▶ [What this task involves] Locate each line below that includes "name" and reproduce it.

▶ [Material for this exercise]
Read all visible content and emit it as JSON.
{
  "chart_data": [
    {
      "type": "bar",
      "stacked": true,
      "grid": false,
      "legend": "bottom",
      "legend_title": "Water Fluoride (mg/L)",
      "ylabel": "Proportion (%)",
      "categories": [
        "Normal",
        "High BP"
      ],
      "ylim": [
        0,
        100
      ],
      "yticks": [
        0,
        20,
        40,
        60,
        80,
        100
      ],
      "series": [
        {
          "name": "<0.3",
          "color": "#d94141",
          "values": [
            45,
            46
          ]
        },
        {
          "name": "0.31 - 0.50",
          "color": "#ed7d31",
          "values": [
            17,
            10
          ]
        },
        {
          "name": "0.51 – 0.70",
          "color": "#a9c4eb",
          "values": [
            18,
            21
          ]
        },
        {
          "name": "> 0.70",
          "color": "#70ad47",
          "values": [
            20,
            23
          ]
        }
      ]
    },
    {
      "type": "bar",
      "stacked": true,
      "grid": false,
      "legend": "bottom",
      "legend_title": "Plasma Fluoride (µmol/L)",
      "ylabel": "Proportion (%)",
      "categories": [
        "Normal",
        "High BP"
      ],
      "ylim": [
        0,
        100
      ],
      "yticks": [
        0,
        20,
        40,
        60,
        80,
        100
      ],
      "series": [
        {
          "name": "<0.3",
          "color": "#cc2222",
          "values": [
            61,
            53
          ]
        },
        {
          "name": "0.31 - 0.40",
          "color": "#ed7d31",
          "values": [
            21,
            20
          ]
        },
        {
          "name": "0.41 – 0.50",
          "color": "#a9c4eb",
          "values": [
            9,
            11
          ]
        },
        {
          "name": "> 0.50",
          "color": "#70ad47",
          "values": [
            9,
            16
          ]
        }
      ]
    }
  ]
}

▶ [Exercise solution]
          "name": "<0.3",
          "name": "0.31 - 0.50",
          "name": "0.51 – 0.70",
          "name": "> 0.70",
          "name": "<0.3",
          "name": "0.31 - 0.40",
          "name": "0.41 – 0.50",
          "name": "> 0.50",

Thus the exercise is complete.